(Stored data entries)
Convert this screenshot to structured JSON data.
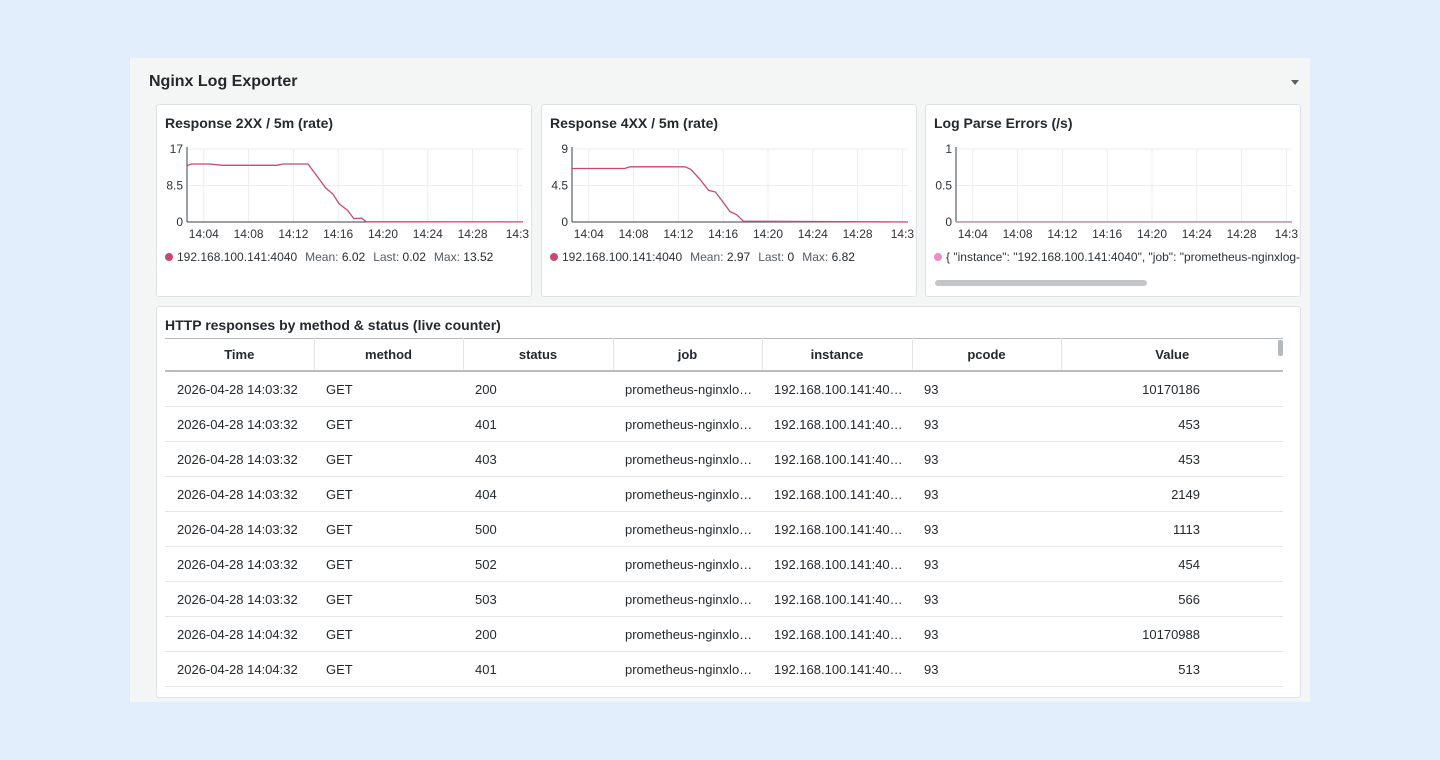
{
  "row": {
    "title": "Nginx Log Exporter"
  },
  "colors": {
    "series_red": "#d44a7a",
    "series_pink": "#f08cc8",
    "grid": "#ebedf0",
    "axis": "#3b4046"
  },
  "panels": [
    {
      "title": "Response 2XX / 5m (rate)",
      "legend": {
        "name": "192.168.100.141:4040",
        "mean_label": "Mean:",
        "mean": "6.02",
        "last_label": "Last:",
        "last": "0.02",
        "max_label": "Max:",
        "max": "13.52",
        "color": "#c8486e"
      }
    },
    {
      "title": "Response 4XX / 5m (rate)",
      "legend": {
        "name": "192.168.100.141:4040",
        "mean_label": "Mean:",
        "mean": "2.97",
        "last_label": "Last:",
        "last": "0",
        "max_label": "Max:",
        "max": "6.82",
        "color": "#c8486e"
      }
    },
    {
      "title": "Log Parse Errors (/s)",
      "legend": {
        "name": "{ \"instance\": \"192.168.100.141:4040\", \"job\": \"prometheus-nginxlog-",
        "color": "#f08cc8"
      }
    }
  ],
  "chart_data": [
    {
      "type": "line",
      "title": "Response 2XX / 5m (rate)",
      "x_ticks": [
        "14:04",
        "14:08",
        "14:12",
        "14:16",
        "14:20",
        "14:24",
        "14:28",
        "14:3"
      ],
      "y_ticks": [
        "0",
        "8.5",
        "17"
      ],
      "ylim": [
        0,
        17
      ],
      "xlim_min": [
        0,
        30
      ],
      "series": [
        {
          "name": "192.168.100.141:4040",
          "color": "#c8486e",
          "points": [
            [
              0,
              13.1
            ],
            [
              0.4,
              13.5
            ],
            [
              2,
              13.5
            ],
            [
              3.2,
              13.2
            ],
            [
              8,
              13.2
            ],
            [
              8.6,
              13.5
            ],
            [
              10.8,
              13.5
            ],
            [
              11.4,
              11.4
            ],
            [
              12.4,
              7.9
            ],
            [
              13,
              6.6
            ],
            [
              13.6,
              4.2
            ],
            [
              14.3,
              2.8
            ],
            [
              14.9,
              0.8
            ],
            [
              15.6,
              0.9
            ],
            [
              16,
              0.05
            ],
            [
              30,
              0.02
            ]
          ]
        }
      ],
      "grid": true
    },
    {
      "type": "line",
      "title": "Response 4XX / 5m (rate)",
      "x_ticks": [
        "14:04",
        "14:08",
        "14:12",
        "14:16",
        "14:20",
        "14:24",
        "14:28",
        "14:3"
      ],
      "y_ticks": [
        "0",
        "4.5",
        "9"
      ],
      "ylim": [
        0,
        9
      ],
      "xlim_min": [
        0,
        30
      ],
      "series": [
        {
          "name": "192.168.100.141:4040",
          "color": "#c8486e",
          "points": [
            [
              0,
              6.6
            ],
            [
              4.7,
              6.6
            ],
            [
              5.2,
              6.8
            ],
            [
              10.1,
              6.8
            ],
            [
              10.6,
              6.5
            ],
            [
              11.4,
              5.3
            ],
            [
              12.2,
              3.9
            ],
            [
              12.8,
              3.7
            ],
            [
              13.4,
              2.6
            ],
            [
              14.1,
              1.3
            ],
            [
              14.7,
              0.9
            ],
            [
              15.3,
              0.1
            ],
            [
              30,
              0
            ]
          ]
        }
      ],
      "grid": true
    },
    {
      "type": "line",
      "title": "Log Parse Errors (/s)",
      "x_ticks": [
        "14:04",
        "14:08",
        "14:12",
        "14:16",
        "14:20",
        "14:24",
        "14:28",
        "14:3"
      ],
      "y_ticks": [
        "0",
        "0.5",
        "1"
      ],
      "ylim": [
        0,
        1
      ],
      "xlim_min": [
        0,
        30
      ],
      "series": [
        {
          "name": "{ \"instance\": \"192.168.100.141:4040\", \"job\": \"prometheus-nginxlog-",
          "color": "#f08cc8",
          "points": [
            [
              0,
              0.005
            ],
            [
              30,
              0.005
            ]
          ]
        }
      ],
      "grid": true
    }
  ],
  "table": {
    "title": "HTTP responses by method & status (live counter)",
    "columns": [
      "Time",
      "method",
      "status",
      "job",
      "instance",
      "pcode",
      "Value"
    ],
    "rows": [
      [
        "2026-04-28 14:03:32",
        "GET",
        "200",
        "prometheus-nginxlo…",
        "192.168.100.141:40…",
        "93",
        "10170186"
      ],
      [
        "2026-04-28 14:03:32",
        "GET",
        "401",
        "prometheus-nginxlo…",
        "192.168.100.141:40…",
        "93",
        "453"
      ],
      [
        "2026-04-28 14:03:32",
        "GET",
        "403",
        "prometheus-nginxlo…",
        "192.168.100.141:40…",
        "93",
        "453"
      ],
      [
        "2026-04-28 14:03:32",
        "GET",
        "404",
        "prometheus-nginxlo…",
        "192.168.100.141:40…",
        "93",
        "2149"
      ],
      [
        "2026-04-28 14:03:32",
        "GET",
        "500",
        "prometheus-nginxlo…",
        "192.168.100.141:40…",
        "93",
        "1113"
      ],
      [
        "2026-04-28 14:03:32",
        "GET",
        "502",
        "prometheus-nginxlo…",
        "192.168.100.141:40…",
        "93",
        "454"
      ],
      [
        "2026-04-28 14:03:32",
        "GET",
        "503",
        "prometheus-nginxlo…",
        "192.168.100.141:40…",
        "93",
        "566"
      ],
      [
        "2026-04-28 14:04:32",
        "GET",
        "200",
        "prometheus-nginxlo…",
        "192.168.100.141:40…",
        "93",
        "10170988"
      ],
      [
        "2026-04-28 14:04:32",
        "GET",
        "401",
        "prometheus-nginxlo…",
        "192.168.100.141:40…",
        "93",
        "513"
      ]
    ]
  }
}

AIM OF THE TASK -> Leave out the pictures and reproduce the rest of the listing exactly.

RESPONSE FOR THIS EXERCISE ->
Convert this screenshot to structured JSON data.
{
  "row": {
    "title": "Nginx Log Exporter"
  },
  "colors": {
    "series_red": "#d44a7a",
    "series_pink": "#f08cc8",
    "grid": "#ebedf0",
    "axis": "#3b4046"
  },
  "panels": [
    {
      "title": "Response 2XX / 5m (rate)",
      "legend": {
        "name": "192.168.100.141:4040",
        "mean_label": "Mean:",
        "mean": "6.02",
        "last_label": "Last:",
        "last": "0.02",
        "max_label": "Max:",
        "max": "13.52",
        "color": "#c8486e"
      }
    },
    {
      "title": "Response 4XX / 5m (rate)",
      "legend": {
        "name": "192.168.100.141:4040",
        "mean_label": "Mean:",
        "mean": "2.97",
        "last_label": "Last:",
        "last": "0",
        "max_label": "Max:",
        "max": "6.82",
        "color": "#c8486e"
      }
    },
    {
      "title": "Log Parse Errors (/s)",
      "legend": {
        "name": "{ \"instance\": \"192.168.100.141:4040\", \"job\": \"prometheus-nginxlog-",
        "color": "#f08cc8"
      }
    }
  ],
  "chart_data": [
    {
      "type": "line",
      "title": "Response 2XX / 5m (rate)",
      "x_ticks": [
        "14:04",
        "14:08",
        "14:12",
        "14:16",
        "14:20",
        "14:24",
        "14:28",
        "14:3"
      ],
      "y_ticks": [
        "0",
        "8.5",
        "17"
      ],
      "ylim": [
        0,
        17
      ],
      "xlim_min": [
        0,
        30
      ],
      "series": [
        {
          "name": "192.168.100.141:4040",
          "color": "#c8486e",
          "points": [
            [
              0,
              13.1
            ],
            [
              0.4,
              13.5
            ],
            [
              2,
              13.5
            ],
            [
              3.2,
              13.2
            ],
            [
              8,
              13.2
            ],
            [
              8.6,
              13.5
            ],
            [
              10.8,
              13.5
            ],
            [
              11.4,
              11.4
            ],
            [
              12.4,
              7.9
            ],
            [
              13,
              6.6
            ],
            [
              13.6,
              4.2
            ],
            [
              14.3,
              2.8
            ],
            [
              14.9,
              0.8
            ],
            [
              15.6,
              0.9
            ],
            [
              16,
              0.05
            ],
            [
              30,
              0.02
            ]
          ]
        }
      ],
      "grid": true
    },
    {
      "type": "line",
      "title": "Response 4XX / 5m (rate)",
      "x_ticks": [
        "14:04",
        "14:08",
        "14:12",
        "14:16",
        "14:20",
        "14:24",
        "14:28",
        "14:3"
      ],
      "y_ticks": [
        "0",
        "4.5",
        "9"
      ],
      "ylim": [
        0,
        9
      ],
      "xlim_min": [
        0,
        30
      ],
      "series": [
        {
          "name": "192.168.100.141:4040",
          "color": "#c8486e",
          "points": [
            [
              0,
              6.6
            ],
            [
              4.7,
              6.6
            ],
            [
              5.2,
              6.8
            ],
            [
              10.1,
              6.8
            ],
            [
              10.6,
              6.5
            ],
            [
              11.4,
              5.3
            ],
            [
              12.2,
              3.9
            ],
            [
              12.8,
              3.7
            ],
            [
              13.4,
              2.6
            ],
            [
              14.1,
              1.3
            ],
            [
              14.7,
              0.9
            ],
            [
              15.3,
              0.1
            ],
            [
              30,
              0
            ]
          ]
        }
      ],
      "grid": true
    },
    {
      "type": "line",
      "title": "Log Parse Errors (/s)",
      "x_ticks": [
        "14:04",
        "14:08",
        "14:12",
        "14:16",
        "14:20",
        "14:24",
        "14:28",
        "14:3"
      ],
      "y_ticks": [
        "0",
        "0.5",
        "1"
      ],
      "ylim": [
        0,
        1
      ],
      "xlim_min": [
        0,
        30
      ],
      "series": [
        {
          "name": "{ \"instance\": \"192.168.100.141:4040\", \"job\": \"prometheus-nginxlog-",
          "color": "#f08cc8",
          "points": [
            [
              0,
              0.005
            ],
            [
              30,
              0.005
            ]
          ]
        }
      ],
      "grid": true
    }
  ],
  "table": {
    "title": "HTTP responses by method & status (live counter)",
    "columns": [
      "Time",
      "method",
      "status",
      "job",
      "instance",
      "pcode",
      "Value"
    ],
    "rows": [
      [
        "2026-04-28 14:03:32",
        "GET",
        "200",
        "prometheus-nginxlo…",
        "192.168.100.141:40…",
        "93",
        "10170186"
      ],
      [
        "2026-04-28 14:03:32",
        "GET",
        "401",
        "prometheus-nginxlo…",
        "192.168.100.141:40…",
        "93",
        "453"
      ],
      [
        "2026-04-28 14:03:32",
        "GET",
        "403",
        "prometheus-nginxlo…",
        "192.168.100.141:40…",
        "93",
        "453"
      ],
      [
        "2026-04-28 14:03:32",
        "GET",
        "404",
        "prometheus-nginxlo…",
        "192.168.100.141:40…",
        "93",
        "2149"
      ],
      [
        "2026-04-28 14:03:32",
        "GET",
        "500",
        "prometheus-nginxlo…",
        "192.168.100.141:40…",
        "93",
        "1113"
      ],
      [
        "2026-04-28 14:03:32",
        "GET",
        "502",
        "prometheus-nginxlo…",
        "192.168.100.141:40…",
        "93",
        "454"
      ],
      [
        "2026-04-28 14:03:32",
        "GET",
        "503",
        "prometheus-nginxlo…",
        "192.168.100.141:40…",
        "93",
        "566"
      ],
      [
        "2026-04-28 14:04:32",
        "GET",
        "200",
        "prometheus-nginxlo…",
        "192.168.100.141:40…",
        "93",
        "10170988"
      ],
      [
        "2026-04-28 14:04:32",
        "GET",
        "401",
        "prometheus-nginxlo…",
        "192.168.100.141:40…",
        "93",
        "513"
      ]
    ]
  }
}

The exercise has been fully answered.